Reproduce verbatim the portion of the article about Hearts below from "WORKING towards long-term" to "goalkeeper Jamie MacDonald.".

Text segment ::
◇ ◇ ◇ ◇ ◇ ◇ ◇
WORKING towards long-term targets can sometimes be disillusioning, which is why separate short-term goals are so crucial in helping stoke the enthusiasm and confidence levels along the way.
Starting the season under the cloud of administration and with a 15-point deficit to overhaul, the journey towards top-flight survival was always going to be arduous for Hearts, which is why the League Cup has proved such a godsend, according to goalkeeper Jamie MacDonald.
Attempting to work their way up the league table will be a season-long process with everyone involved still unsure whether any approaching light at the end of the tunnel is sunshine or a runaway train. But the cup nights offer the Tynecastle club the chance of something more tangible. With every tie decided on the night, the immediacy provides a departure from their other, more drawn-out struggles.
“We know we are in a difficult situation in the league and it is nice to get away from it,” said the man who pulled off a string of saves against Hibs to help his team progress to the semi-finals. “You approach games differently in the cup and it was refreshing, especially when you pick up the win.
◇ ◇ ◇ ◇ ◇ ◇ ◇
Source information ::
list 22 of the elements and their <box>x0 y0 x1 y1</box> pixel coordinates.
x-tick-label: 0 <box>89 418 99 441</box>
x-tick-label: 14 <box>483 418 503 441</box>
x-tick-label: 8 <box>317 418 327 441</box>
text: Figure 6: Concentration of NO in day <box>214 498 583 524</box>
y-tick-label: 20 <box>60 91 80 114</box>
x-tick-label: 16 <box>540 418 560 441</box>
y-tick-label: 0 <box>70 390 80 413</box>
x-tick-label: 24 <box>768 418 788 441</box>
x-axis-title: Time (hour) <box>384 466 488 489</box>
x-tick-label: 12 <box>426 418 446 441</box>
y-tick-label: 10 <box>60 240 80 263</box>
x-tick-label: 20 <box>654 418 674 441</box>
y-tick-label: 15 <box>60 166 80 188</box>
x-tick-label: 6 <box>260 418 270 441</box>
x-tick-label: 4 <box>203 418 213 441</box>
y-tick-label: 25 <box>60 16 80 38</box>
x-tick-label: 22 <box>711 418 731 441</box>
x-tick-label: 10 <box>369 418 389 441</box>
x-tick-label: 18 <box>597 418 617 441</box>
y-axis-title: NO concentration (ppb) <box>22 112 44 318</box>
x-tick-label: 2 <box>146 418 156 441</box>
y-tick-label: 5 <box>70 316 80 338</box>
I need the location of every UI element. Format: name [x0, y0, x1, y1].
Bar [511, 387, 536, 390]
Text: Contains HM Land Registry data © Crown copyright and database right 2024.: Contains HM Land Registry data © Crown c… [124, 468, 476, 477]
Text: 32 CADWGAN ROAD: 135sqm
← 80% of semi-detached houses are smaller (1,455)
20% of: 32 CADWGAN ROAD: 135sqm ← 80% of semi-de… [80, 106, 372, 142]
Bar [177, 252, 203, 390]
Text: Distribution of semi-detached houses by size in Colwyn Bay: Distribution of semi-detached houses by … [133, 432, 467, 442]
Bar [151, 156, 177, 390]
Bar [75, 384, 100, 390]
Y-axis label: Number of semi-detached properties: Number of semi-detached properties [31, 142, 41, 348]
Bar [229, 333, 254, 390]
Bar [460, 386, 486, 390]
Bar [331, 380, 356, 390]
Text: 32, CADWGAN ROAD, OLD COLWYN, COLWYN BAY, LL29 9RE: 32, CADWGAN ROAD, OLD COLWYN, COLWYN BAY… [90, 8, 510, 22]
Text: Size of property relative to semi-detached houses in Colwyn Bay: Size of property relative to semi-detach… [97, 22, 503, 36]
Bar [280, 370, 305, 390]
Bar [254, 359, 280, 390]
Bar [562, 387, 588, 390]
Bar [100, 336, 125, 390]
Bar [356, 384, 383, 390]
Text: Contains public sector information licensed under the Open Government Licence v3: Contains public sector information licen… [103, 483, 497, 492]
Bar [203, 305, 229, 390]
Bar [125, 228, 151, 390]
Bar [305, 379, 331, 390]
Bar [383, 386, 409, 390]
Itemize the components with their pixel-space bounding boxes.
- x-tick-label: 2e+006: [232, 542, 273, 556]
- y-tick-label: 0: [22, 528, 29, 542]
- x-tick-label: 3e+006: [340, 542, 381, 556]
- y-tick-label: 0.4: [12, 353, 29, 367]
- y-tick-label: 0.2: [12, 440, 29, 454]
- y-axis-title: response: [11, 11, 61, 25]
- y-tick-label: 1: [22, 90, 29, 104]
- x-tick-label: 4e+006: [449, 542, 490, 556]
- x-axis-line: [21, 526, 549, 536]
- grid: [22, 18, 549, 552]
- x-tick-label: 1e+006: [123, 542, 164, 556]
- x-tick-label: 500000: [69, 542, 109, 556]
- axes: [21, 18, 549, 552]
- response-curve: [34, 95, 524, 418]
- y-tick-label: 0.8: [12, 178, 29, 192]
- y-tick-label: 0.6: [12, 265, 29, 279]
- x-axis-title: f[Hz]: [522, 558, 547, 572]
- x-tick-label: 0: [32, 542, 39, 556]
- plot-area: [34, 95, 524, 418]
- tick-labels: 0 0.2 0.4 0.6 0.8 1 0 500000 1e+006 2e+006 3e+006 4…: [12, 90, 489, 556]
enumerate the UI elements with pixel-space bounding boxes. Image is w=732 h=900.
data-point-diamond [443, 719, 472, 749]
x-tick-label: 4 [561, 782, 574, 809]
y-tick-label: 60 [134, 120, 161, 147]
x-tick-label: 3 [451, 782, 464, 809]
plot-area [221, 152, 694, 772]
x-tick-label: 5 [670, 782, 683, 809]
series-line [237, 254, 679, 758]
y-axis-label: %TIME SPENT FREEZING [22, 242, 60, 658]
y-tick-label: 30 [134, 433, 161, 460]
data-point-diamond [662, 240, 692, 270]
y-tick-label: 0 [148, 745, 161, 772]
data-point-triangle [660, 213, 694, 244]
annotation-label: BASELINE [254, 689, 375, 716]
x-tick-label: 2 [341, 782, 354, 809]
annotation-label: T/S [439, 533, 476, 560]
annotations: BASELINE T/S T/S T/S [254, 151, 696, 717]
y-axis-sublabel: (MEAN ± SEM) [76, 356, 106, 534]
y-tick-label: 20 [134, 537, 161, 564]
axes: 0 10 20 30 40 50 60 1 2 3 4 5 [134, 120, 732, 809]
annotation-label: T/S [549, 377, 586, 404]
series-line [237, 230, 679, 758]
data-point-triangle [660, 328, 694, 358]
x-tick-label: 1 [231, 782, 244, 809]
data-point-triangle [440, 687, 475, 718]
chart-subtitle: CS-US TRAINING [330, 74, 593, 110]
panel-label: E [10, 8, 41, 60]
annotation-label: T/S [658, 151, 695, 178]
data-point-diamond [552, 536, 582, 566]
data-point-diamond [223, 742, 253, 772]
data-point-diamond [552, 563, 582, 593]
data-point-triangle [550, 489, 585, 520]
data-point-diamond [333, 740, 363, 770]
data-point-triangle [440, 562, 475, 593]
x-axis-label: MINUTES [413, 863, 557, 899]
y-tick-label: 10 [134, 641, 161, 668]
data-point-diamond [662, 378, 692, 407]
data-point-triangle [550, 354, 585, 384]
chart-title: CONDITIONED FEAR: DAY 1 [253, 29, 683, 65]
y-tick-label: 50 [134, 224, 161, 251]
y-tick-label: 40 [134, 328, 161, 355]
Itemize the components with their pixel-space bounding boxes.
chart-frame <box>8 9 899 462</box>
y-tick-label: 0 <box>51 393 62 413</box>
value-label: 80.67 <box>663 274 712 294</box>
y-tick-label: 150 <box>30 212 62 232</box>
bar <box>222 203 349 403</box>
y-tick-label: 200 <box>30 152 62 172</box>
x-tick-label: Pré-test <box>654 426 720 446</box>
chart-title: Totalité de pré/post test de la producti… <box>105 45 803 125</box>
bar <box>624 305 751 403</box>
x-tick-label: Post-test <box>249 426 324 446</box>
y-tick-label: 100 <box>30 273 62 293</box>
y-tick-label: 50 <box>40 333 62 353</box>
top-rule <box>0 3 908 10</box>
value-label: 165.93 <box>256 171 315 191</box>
◇ ◇ ◇ ◇ ◇ ◇ ◇
Worked solution ::
WORKING towards long-term targets can sometimes be disillusioning, which is why separate short-term goals are so crucial in helping stoke the enthusiasm and confidence levels along the way.
Starting the season under the cloud of administration and with a 15-point deficit to overhaul, the journey towards top-flight survival was always going to be arduous for Hearts, which is why the League Cup has proved such a godsend, according to goalkeeper Jamie MacDonald.